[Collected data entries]
○ ○ ○ ○ ○ ○ ○

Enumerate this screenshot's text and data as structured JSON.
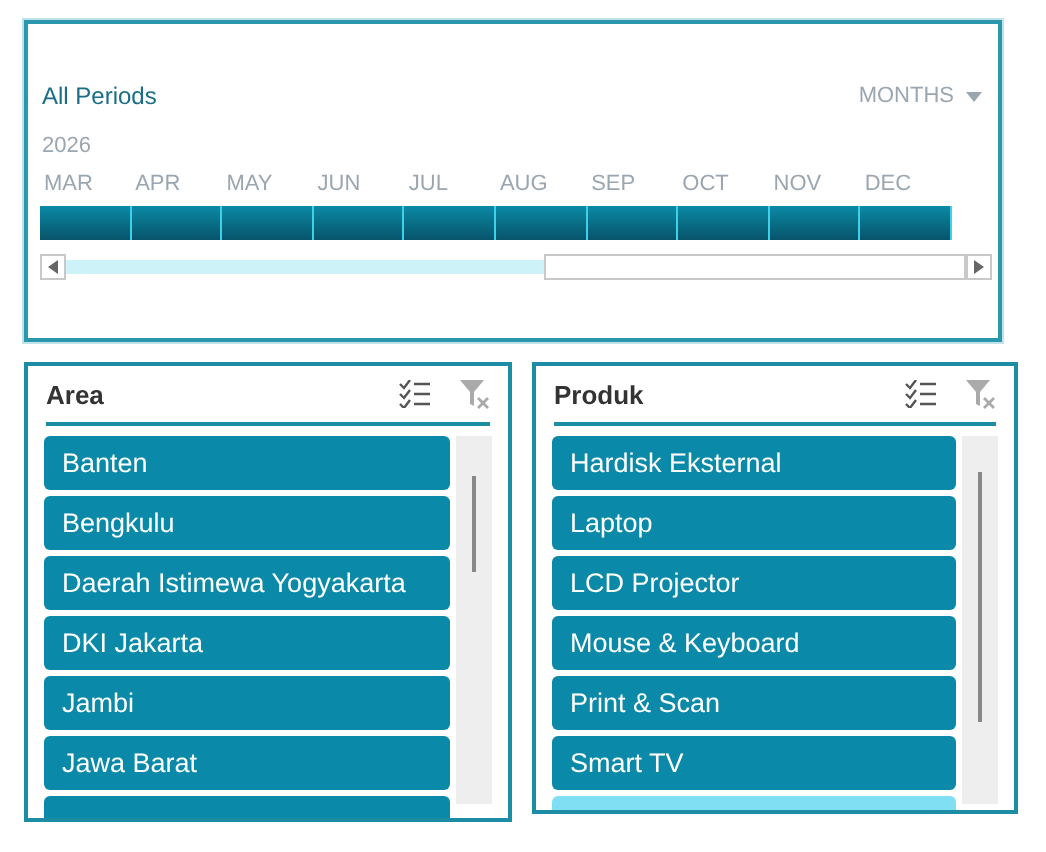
{
  "timeline": {
    "caption": "All Periods",
    "level_label": "MONTHS",
    "year": "2026",
    "months": [
      {
        "label": "MAR",
        "selected": true
      },
      {
        "label": "APR",
        "selected": true
      },
      {
        "label": "MAY",
        "selected": true
      },
      {
        "label": "JUN",
        "selected": true
      },
      {
        "label": "JUL",
        "selected": true
      },
      {
        "label": "AUG",
        "selected": true
      },
      {
        "label": "SEP",
        "selected": true
      },
      {
        "label": "OCT",
        "selected": true
      },
      {
        "label": "NOV",
        "selected": true
      },
      {
        "label": "DEC",
        "selected": true
      }
    ]
  },
  "slicers": [
    {
      "title": "Area",
      "items": [
        {
          "label": "Banten",
          "selected": true
        },
        {
          "label": "Bengkulu",
          "selected": true
        },
        {
          "label": "Daerah Istimewa Yogyakarta",
          "selected": true
        },
        {
          "label": "DKI Jakarta",
          "selected": true
        },
        {
          "label": "Jambi",
          "selected": true
        },
        {
          "label": "Jawa Barat",
          "selected": true
        },
        {
          "selected": true
        }
      ]
    },
    {
      "title": "Produk",
      "items": [
        {
          "label": "Hardisk Eksternal",
          "selected": true
        },
        {
          "label": "Laptop",
          "selected": true
        },
        {
          "label": "LCD Projector",
          "selected": true
        },
        {
          "label": "Mouse & Keyboard",
          "selected": true
        },
        {
          "label": "Print & Scan",
          "selected": true
        },
        {
          "label": "Smart TV",
          "selected": true
        },
        {
          "selected": false
        }
      ]
    }
  ]
}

○ ○ ○ ○ ○ ○ ○

§ **What you are asked to do**
Transcribe every record above exactly, leaving out the pictures.

§ **Exercise solution**
Enumerate this screenshot's text and data as structured JSON.
{
  "timeline": {
    "caption": "All Periods",
    "level_label": "MONTHS",
    "year": "2026",
    "months": [
      {
        "label": "MAR",
        "selected": true
      },
      {
        "label": "APR",
        "selected": true
      },
      {
        "label": "MAY",
        "selected": true
      },
      {
        "label": "JUN",
        "selected": true
      },
      {
        "label": "JUL",
        "selected": true
      },
      {
        "label": "AUG",
        "selected": true
      },
      {
        "label": "SEP",
        "selected": true
      },
      {
        "label": "OCT",
        "selected": true
      },
      {
        "label": "NOV",
        "selected": true
      },
      {
        "label": "DEC",
        "selected": true
      }
    ]
  },
  "slicers": [
    {
      "title": "Area",
      "items": [
        {
          "label": "Banten",
          "selected": true
        },
        {
          "label": "Bengkulu",
          "selected": true
        },
        {
          "label": "Daerah Istimewa Yogyakarta",
          "selected": true
        },
        {
          "label": "DKI Jakarta",
          "selected": true
        },
        {
          "label": "Jambi",
          "selected": true
        },
        {
          "label": "Jawa Barat",
          "selected": true
        },
        {
          "selected": true
        }
      ]
    },
    {
      "title": "Produk",
      "items": [
        {
          "label": "Hardisk Eksternal",
          "selected": true
        },
        {
          "label": "Laptop",
          "selected": true
        },
        {
          "label": "LCD Projector",
          "selected": true
        },
        {
          "label": "Mouse & Keyboard",
          "selected": true
        },
        {
          "label": "Print & Scan",
          "selected": true
        },
        {
          "label": "Smart TV",
          "selected": true
        },
        {
          "selected": false
        }
      ]
    }
  ]
}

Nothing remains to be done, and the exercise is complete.